• _Do this_:
From the records below, copy every line that contains the word "وآله".

/---

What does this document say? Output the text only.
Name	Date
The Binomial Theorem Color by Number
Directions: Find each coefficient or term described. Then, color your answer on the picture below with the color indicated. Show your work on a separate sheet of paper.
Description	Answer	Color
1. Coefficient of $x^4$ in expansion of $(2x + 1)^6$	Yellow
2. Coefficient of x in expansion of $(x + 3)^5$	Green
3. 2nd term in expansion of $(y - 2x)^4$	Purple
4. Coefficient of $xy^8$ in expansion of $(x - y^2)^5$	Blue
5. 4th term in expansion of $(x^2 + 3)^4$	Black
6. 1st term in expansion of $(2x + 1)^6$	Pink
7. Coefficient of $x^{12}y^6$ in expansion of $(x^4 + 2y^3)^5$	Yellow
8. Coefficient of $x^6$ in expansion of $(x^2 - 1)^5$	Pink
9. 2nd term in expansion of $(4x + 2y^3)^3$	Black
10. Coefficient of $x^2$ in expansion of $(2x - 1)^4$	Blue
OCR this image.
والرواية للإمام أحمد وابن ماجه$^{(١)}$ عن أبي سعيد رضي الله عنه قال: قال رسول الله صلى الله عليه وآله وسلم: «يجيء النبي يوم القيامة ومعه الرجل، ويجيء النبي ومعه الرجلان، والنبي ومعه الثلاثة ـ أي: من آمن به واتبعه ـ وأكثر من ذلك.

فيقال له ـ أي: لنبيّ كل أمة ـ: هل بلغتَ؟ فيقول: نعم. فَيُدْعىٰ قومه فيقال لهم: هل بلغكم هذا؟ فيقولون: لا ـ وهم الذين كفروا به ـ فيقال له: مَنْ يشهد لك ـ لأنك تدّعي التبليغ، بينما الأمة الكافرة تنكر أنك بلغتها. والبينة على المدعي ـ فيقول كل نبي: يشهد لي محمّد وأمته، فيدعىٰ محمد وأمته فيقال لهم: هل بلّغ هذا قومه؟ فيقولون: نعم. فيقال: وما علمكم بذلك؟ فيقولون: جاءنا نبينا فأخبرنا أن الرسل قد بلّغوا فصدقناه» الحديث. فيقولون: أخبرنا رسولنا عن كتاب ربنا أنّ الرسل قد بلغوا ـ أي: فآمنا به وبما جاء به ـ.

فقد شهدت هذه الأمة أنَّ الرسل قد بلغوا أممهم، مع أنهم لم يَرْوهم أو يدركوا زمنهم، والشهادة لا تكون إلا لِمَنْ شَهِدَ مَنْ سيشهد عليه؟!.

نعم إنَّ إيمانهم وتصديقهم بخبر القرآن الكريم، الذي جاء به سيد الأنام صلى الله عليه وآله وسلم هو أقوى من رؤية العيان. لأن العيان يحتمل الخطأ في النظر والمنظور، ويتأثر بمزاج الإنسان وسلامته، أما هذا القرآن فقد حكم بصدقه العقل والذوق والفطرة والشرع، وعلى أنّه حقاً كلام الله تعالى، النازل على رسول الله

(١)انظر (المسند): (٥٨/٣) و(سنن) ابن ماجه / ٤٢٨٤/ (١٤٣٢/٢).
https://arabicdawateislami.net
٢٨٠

\---

• _Final result_:
والرواية للإمام أحمد وابن ماجه$^{(١)}$ عن أبي سعيد رضي الله عنه قال: قال رسول الله صلى الله عليه وآله وسلم: «يجيء النبي يوم القيامة ومعه الرجل، ويجيء النبي ومعه الرجلان، والنبي ومعه الثلاثة ـ أي: من آمن به واتبعه ـ وأكثر من ذلك.
نعم إنَّ إيمانهم وتصديقهم بخبر القرآن الكريم، الذي جاء به سيد الأنام صلى الله عليه وآله وسلم هو أقوى من رؤية العيان. لأن العيان يحتمل الخطأ في النظر والمنظور، ويتأثر بمزاج الإنسان وسلامته، أما هذا القرآن فقد حكم بصدقه العقل والذوق والفطرة والشرع، وعلى أنّه حقاً كلام الله تعالى، النازل على رسول الله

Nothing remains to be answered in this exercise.